■ What the task requires ■
Could you format the lines of all the entries below as a numbered list, leaving out blank lines and the pictures?

(Layout coordinate data)
****************************************

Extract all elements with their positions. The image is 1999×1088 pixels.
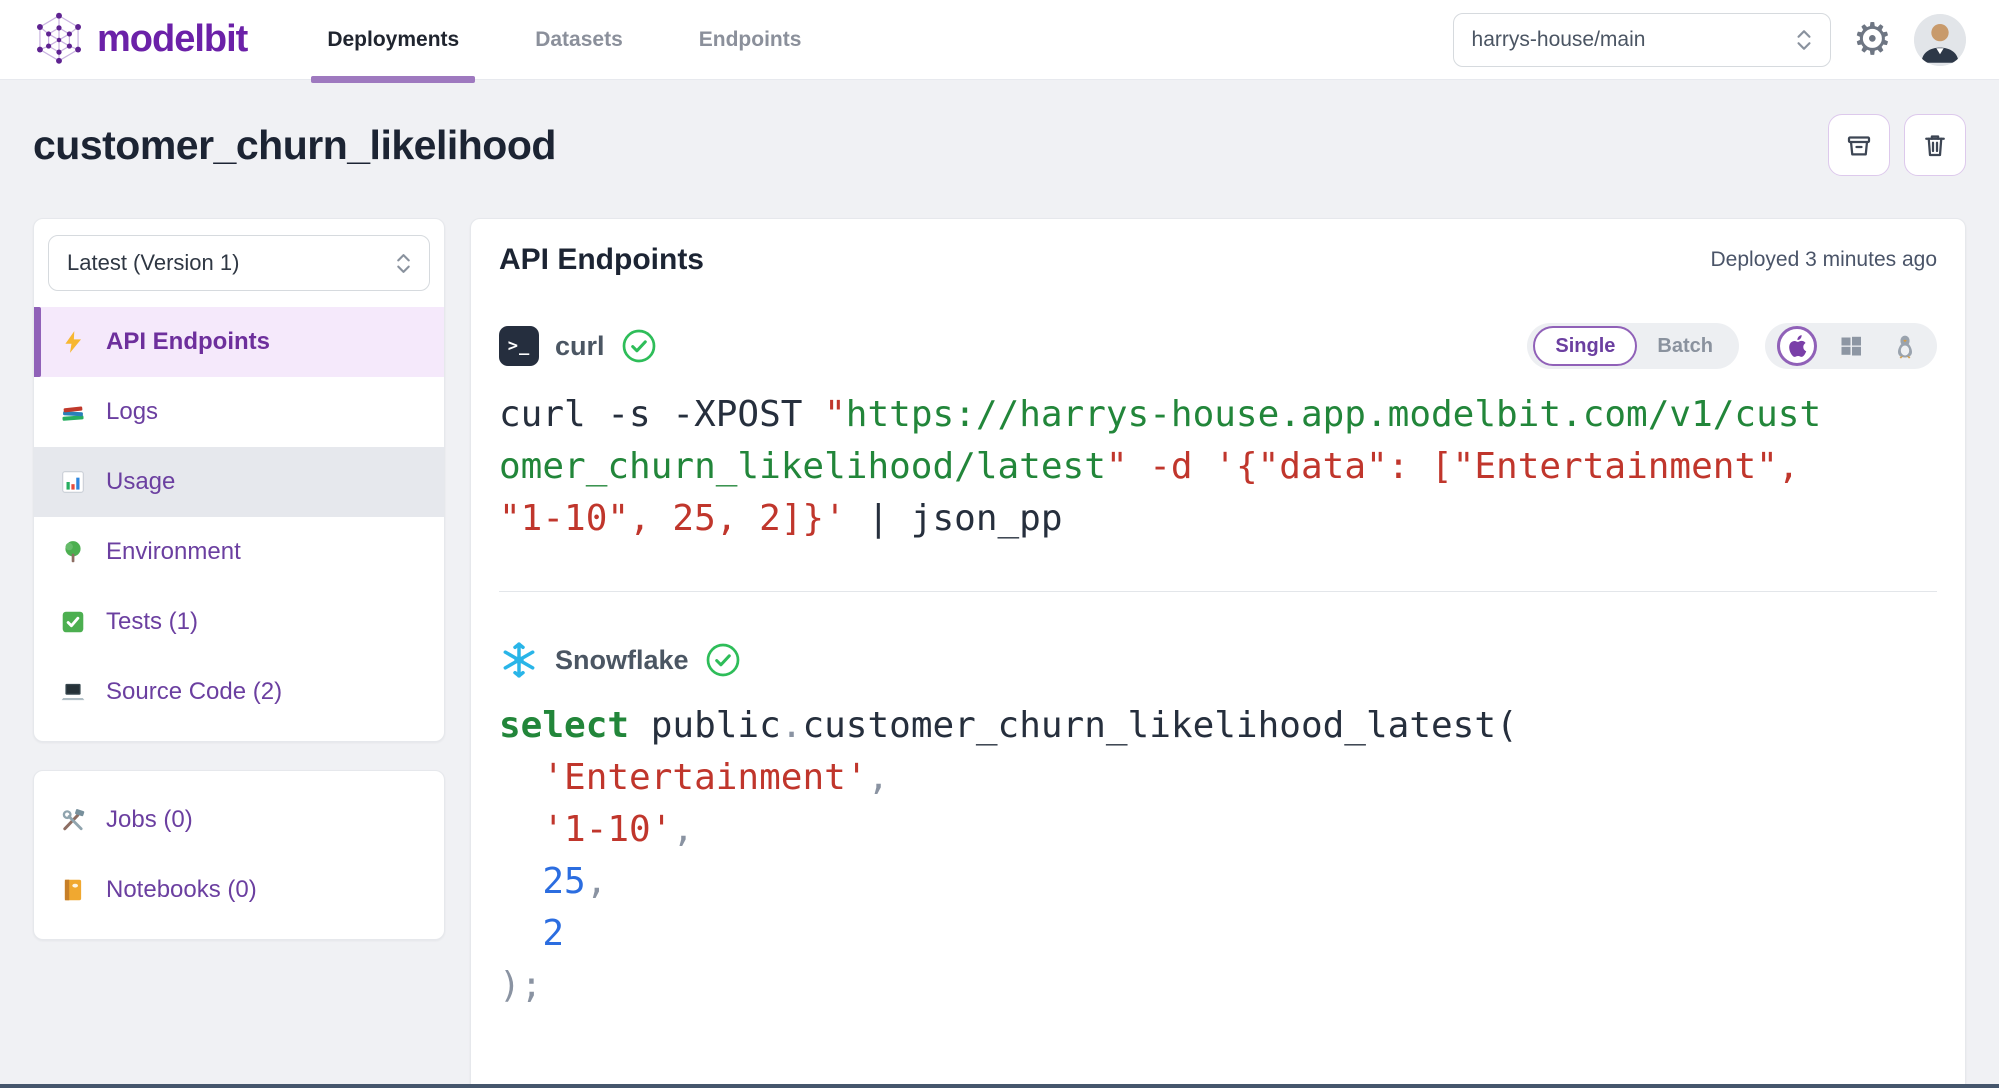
code-line: select public.customer_churn_likelihood_… — [499, 700, 1937, 752]
linux-tux-icon — [1893, 333, 1917, 359]
single-batch-toggle: SingleBatch — [1527, 323, 1739, 369]
curl-label: curl — [555, 331, 605, 362]
sidebar-item-environment[interactable]: Environment — [34, 517, 444, 587]
curl-section-header: >_ curl SingleBatch — [499, 323, 1937, 369]
app-window: modelbit Deployments Datasets Endpoints … — [0, 0, 1999, 1088]
sidebar-item-label: Usage — [106, 468, 175, 496]
sidebar-menu: API Endpoints Logs Usage Environment Tests (… — [34, 307, 444, 727]
snowflake-label: Snowflake — [555, 645, 689, 676]
deployed-status: Deployed 3 minutes ago — [1711, 248, 1937, 272]
top-navigation-bar: modelbit Deployments Datasets Endpoints … — [0, 0, 1999, 80]
version-selector[interactable]: Latest (Version 1) — [48, 235, 430, 291]
delete-button[interactable] — [1904, 114, 1966, 176]
sidebar-item-logs[interactable]: Logs — [34, 377, 444, 447]
archive-box-icon — [1844, 130, 1874, 160]
code-line: 2 — [499, 908, 1937, 960]
success-check-icon — [621, 328, 657, 364]
notebook-icon — [58, 875, 88, 905]
nav-tab-endpoints[interactable]: Endpoints — [689, 0, 812, 80]
os-option-apple[interactable] — [1777, 326, 1817, 366]
modelbit-logo-icon — [33, 12, 85, 68]
workspace-selector[interactable]: harrys-house/main — [1453, 13, 1831, 67]
active-tab-underline — [311, 76, 475, 83]
sidebar-item-usage[interactable]: Usage — [34, 447, 444, 517]
panel-header: API Endpoints Deployed 3 minutes ago — [499, 243, 1937, 277]
code-line: 25, — [499, 856, 1937, 908]
snowflake-code-block[interactable]: select public.customer_churn_likelihood_… — [499, 700, 1937, 1012]
sidebar-item-label: Logs — [106, 398, 158, 426]
section-divider — [499, 591, 1937, 592]
code-line: omer_churn_likelihood/latest" -d '{"data… — [499, 441, 1937, 493]
sidebar-item-label: Tests (1) — [106, 608, 198, 636]
sidebar-item-label: Environment — [106, 538, 241, 566]
sidebar-item-jobs-0[interactable]: Jobs (0) — [34, 785, 444, 855]
sidebar-secondary-menu: Jobs (0) Notebooks (0) — [34, 785, 444, 925]
sidebar-item-label: Source Code (2) — [106, 678, 282, 706]
window-bottom-edge — [0, 1084, 1999, 1088]
chevron-up-down-icon — [396, 252, 411, 275]
sidebar-item-label: Jobs (0) — [106, 806, 193, 834]
curl-code-block[interactable]: curl -s -XPOST "https://harrys-house.app… — [499, 389, 1937, 545]
mode-option-batch[interactable]: Batch — [1637, 326, 1733, 366]
sidebar-item-notebooks-0[interactable]: Notebooks (0) — [34, 855, 444, 925]
os-option-windows[interactable] — [1831, 326, 1871, 366]
code-line: "1-10", 25, 2]}' | json_pp — [499, 493, 1937, 545]
sidebar-item-api-endpoints[interactable]: API Endpoints — [34, 307, 444, 377]
tree-icon — [58, 537, 88, 567]
deployment-actions — [1828, 114, 1966, 176]
success-check-icon — [705, 642, 741, 678]
api-endpoints-panel: API Endpoints Deployed 3 minutes ago >_ … — [470, 218, 1966, 1088]
deployment-sidebar: Latest (Version 1) API Endpoints Logs Usag… — [33, 218, 445, 940]
code-line: ); — [499, 960, 1937, 1012]
books-icon — [58, 397, 88, 427]
terminal-icon: >_ — [499, 326, 539, 366]
panel-title: API Endpoints — [499, 243, 704, 277]
content-area: Latest (Version 1) API Endpoints Logs Usag… — [0, 218, 1999, 1088]
sidebar-item-tests-1[interactable]: Tests (1) — [34, 587, 444, 657]
brand-wordmark: modelbit — [97, 18, 247, 61]
bar-chart-icon — [58, 467, 88, 497]
nav-tab-datasets[interactable]: Datasets — [525, 0, 633, 80]
curl-controls: SingleBatch — [1527, 323, 1937, 369]
lightning-icon — [58, 327, 88, 357]
trash-icon — [1920, 130, 1950, 160]
mode-option-single[interactable]: Single — [1533, 326, 1637, 366]
primary-nav: Deployments Datasets Endpoints — [289, 0, 839, 80]
os-selector — [1765, 323, 1937, 369]
sidebar-item-label: Notebooks (0) — [106, 876, 257, 904]
sidebar-item-label: API Endpoints — [106, 328, 270, 356]
code-line: '1-10', — [499, 804, 1937, 856]
code-line: 'Entertainment', — [499, 752, 1937, 804]
snowflake-icon — [499, 640, 539, 680]
tools-icon — [58, 805, 88, 835]
archive-button[interactable] — [1828, 114, 1890, 176]
page-header: customer_churn_likelihood — [33, 114, 1966, 176]
laptop-icon — [58, 677, 88, 707]
settings-gear-icon[interactable]: ⚙ — [1853, 18, 1892, 62]
check-box-icon — [58, 607, 88, 637]
snowflake-section-header: Snowflake — [499, 640, 1937, 680]
nav-tab-deployments[interactable]: Deployments — [317, 0, 469, 80]
avatar-photo — [1914, 14, 1966, 66]
sidebar-primary-card: Latest (Version 1) API Endpoints Logs Usag… — [33, 218, 445, 742]
windows-icon — [1839, 334, 1863, 358]
apple-icon — [1786, 333, 1808, 359]
page-title: customer_churn_likelihood — [33, 122, 556, 169]
os-option-linux[interactable] — [1885, 326, 1925, 366]
sidebar-secondary-card: Jobs (0) Notebooks (0) — [33, 770, 445, 940]
sidebar-item-source-code-2[interactable]: Source Code (2) — [34, 657, 444, 727]
code-line: curl -s -XPOST "https://harrys-house.app… — [499, 389, 1937, 441]
chevron-up-down-icon — [1796, 28, 1812, 52]
modelbit-logo[interactable]: modelbit — [33, 12, 247, 68]
topbar-right-cluster: harrys-house/main ⚙ — [1453, 13, 1966, 67]
user-avatar[interactable] — [1914, 14, 1966, 66]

****************************************

■ Worked answer ■
1. Extract all elements with their positions. The image is 1999×1088 pixels.
2. code-line: select public.customer_churn_likelihood_… — [499, 700, 1937, 752]
3. linux-tux-icon — [1893, 333, 1917, 359]
4. single-batch-toggle: SingleBatch — [1527, 323, 1739, 369]
5. curl-label: curl — [555, 331, 605, 362]
6. sidebar-item-environment[interactable]: Environment — [34, 517, 444, 587]
7. curl-section-header: >_ curl SingleBatch — [499, 323, 1937, 369]
8. app-window: modelbit Deployments Datasets Endpoints … — [0, 0, 1999, 1088]
9. sidebar-item-label: Usage — [106, 468, 175, 496]
10. sidebar-menu: API Endpoints Logs Usage Environment Tests (… — [34, 307, 444, 727]
11. snowflake-label: Snowflake — [555, 645, 689, 676]
12. deployed-status: Deployed 3 minutes ago — [1711, 248, 1937, 272]
13. top-navigation-bar: modelbit Deployments Datasets Endpoints … — [0, 0, 1999, 80]
14. version-selector[interactable]: Latest (Version 1) — [48, 235, 430, 291]
15. delete-button[interactable] — [1904, 114, 1966, 176]
16. sidebar-item-logs[interactable]: Logs — [34, 377, 444, 447]
17. archive-box-icon — [1844, 130, 1874, 160]
18. code-line: 2 — [499, 908, 1937, 960]
19. success-check-icon — [621, 328, 657, 364]
20. notebook-icon — [58, 875, 88, 905]
21. nav-tab-endpoints[interactable]: Endpoints — [689, 0, 812, 80]
22. os-option-apple[interactable] — [1777, 326, 1817, 366]
23. modelbit-logo-icon — [33, 12, 85, 68]
24. workspace-selector[interactable]: harrys-house/main — [1453, 13, 1831, 67]
25. active-tab-underline — [311, 76, 475, 83]
26. sidebar-item-usage[interactable]: Usage — [34, 447, 444, 517]
27. panel-header: API Endpoints Deployed 3 minutes ago — [499, 243, 1937, 277]
28. code-line: 25, — [499, 856, 1937, 908]
29. snowflake-code-block[interactable]: select public.customer_churn_likelihood_… — [499, 700, 1937, 1012]
30. sidebar-item-label: Logs — [106, 398, 158, 426]
31. section-divider — [499, 591, 1937, 592]
32. code-line: omer_churn_likelihood/latest" -d '{"data… — [499, 441, 1937, 493]
33. sidebar-item-label: Tests (1) — [106, 608, 198, 636]
34. sidebar-item-label: Environment — [106, 538, 241, 566]
35. sidebar-item-jobs-0[interactable]: Jobs (0) — [34, 785, 444, 855]
36. sidebar-secondary-menu: Jobs (0) Notebooks (0) — [34, 785, 444, 925]
37. sidebar-item-label: Source Code (2) — [106, 678, 282, 706]
38. window-bottom-edge — [0, 1084, 1999, 1088]
39. chevron-up-down-icon — [396, 252, 411, 275]
40. sidebar-item-label: Jobs (0) — [106, 806, 193, 834]
41. curl-code-block[interactable]: curl -s -XPOST "https://harrys-house.app… — [499, 389, 1937, 545]
42. mode-option-batch[interactable]: Batch — [1637, 326, 1733, 366]
43. sidebar-item-notebooks-0[interactable]: Notebooks (0) — [34, 855, 444, 925]
44. os-option-windows[interactable] — [1831, 326, 1871, 366]
45. code-line: "1-10", 25, 2]}' | json_pp — [499, 493, 1937, 545]
46. sidebar-item-api-endpoints[interactable]: API Endpoints — [34, 307, 444, 377]
47. tree-icon — [58, 537, 88, 567]
48. deployment-actions — [1828, 114, 1966, 176]
49. success-check-icon — [705, 642, 741, 678]
50. api-endpoints-panel: API Endpoints Deployed 3 minutes ago >_ … — [470, 218, 1966, 1088]
51. deployment-sidebar: Latest (Version 1) API Endpoints Logs Usag… — [33, 218, 445, 940]
52. code-line: ); — [499, 960, 1937, 1012]
53. books-icon — [58, 397, 88, 427]
54. terminal-icon: >_ — [499, 326, 539, 366]
55. panel-title: API Endpoints — [499, 243, 704, 277]
56. content-area: Latest (Version 1) API Endpoints Logs Usag… — [0, 218, 1999, 1088]
57. sidebar-item-tests-1[interactable]: Tests (1) — [34, 587, 444, 657]
58. brand-wordmark: modelbit — [97, 18, 247, 61]
59. bar-chart-icon — [58, 467, 88, 497]
60. nav-tab-datasets[interactable]: Datasets — [525, 0, 633, 80]
61. curl-controls: SingleBatch — [1527, 323, 1937, 369]
62. lightning-icon — [58, 327, 88, 357]
63. trash-icon — [1920, 130, 1950, 160]
64. mode-option-single[interactable]: Single — [1533, 326, 1637, 366]
65. primary-nav: Deployments Datasets Endpoints — [289, 0, 839, 80]
66. os-selector — [1765, 323, 1937, 369]
67. sidebar-item-label: Notebooks (0) — [106, 876, 257, 904]
68. sidebar-item-label: API Endpoints — [106, 328, 270, 356]
69. code-line: '1-10', — [499, 804, 1937, 856]
70. code-line: 'Entertainment', — [499, 752, 1937, 804]
71. snowflake-icon — [499, 640, 539, 680]
72. tools-icon — [58, 805, 88, 835]
73. archive-button[interactable] — [1828, 114, 1890, 176]
74. page-header: customer_churn_likelihood — [33, 114, 1966, 176]
75. laptop-icon — [58, 677, 88, 707]
76. settings-gear-icon[interactable]: ⚙ — [1853, 18, 1892, 62]
77. check-box-icon — [58, 607, 88, 637]
78. snowflake-section-header: Snowflake — [499, 640, 1937, 680]
79. nav-tab-deployments[interactable]: Deployments — [317, 0, 469, 80]
80. avatar-photo — [1914, 14, 1966, 66]
81. sidebar-primary-card: Latest (Version 1) API Endpoints Logs Usag… — [33, 218, 445, 742]
82. windows-icon — [1839, 334, 1863, 358]
83. apple-icon — [1786, 333, 1808, 359]
84. page-title: customer_churn_likelihood — [33, 122, 556, 169]
85. os-option-linux[interactable] — [1885, 326, 1925, 366]
86. sidebar-secondary-card: Jobs (0) Notebooks (0) — [33, 770, 445, 940]
87. sidebar-item-source-code-2[interactable]: Source Code (2) — [34, 657, 444, 727]
88. code-line: curl -s -XPOST "https://harrys-house.app… — [499, 389, 1937, 441]
89. chevron-up-down-icon — [1796, 28, 1812, 52]
90. modelbit-logo[interactable]: modelbit — [33, 12, 247, 68]
91. topbar-right-cluster: harrys-house/main ⚙ — [1453, 13, 1966, 67]
92. user-avatar[interactable] — [1914, 14, 1966, 66]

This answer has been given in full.